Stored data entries

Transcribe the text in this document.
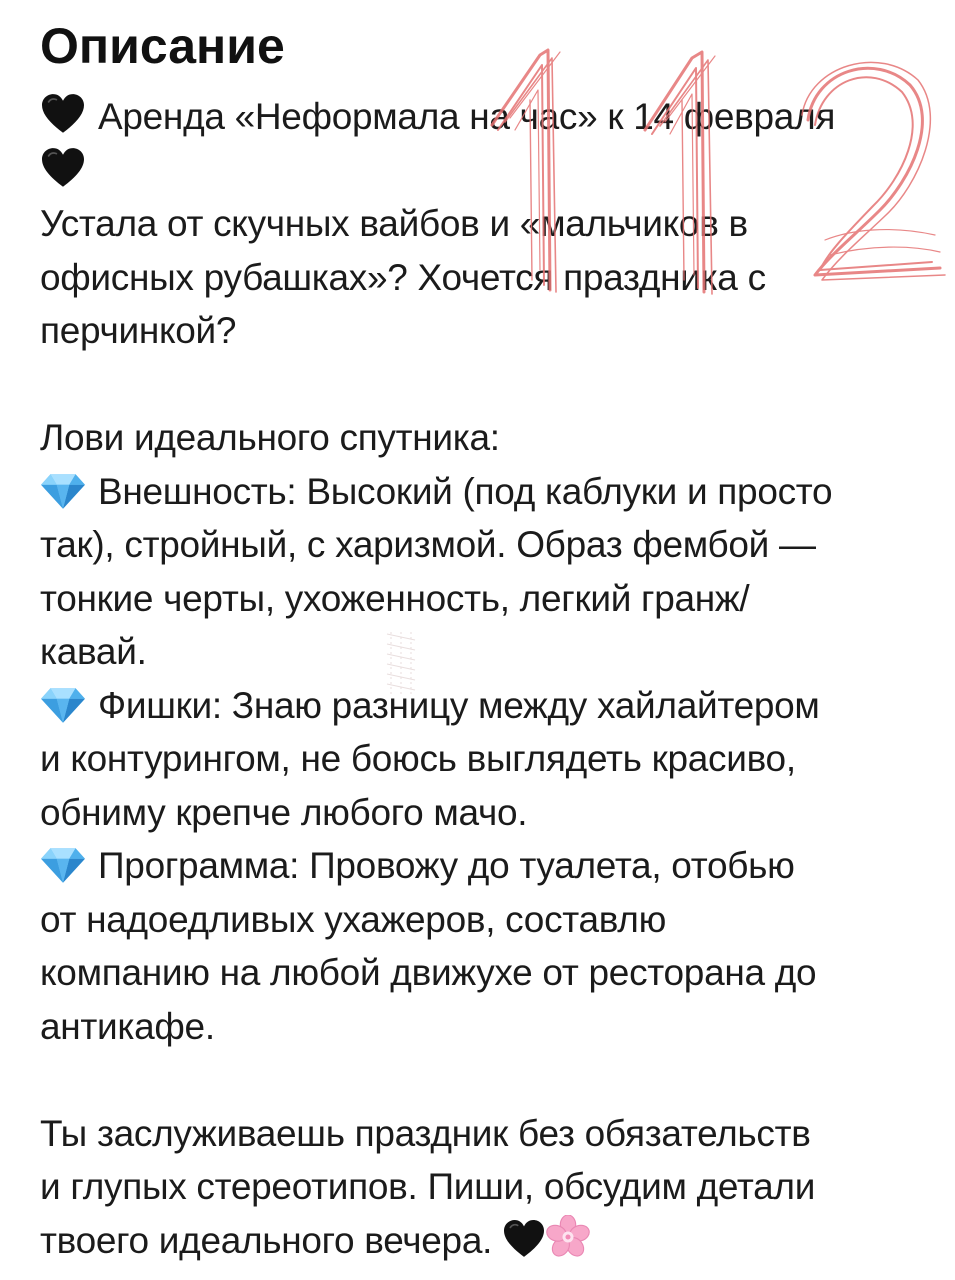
Описание
Аренда «Неформала на час» к 14 февраля
Устала от скучных вайбов и «мальчиков в
офисных рубашках»? Хочется праздника с
перчинкой?
Лови идеального спутника:
Внешность: Высокий (под каблуки и просто
так), стройный, с харизмой. Образ фембой —
тонкие черты, ухоженность, легкий гранж/
кавай.
Фишки: Знаю разницу между хайлайтером
и контурингом, не боюсь выглядеть красиво,
обниму крепче любого мачо.
Программа: Провожу до туалета, отобью
от надоедливых ухажеров, составлю
компанию на любой движухе от ресторана до
антикафе.
Ты заслуживаешь праздник без обязательств
и глупых стереотипов. Пиши, обсудим детали
твоего идеального вечера.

=== Your goal ===
Work out how many lines above have the string "идеального" in them, and give only the number.

=== Complete answer ===
2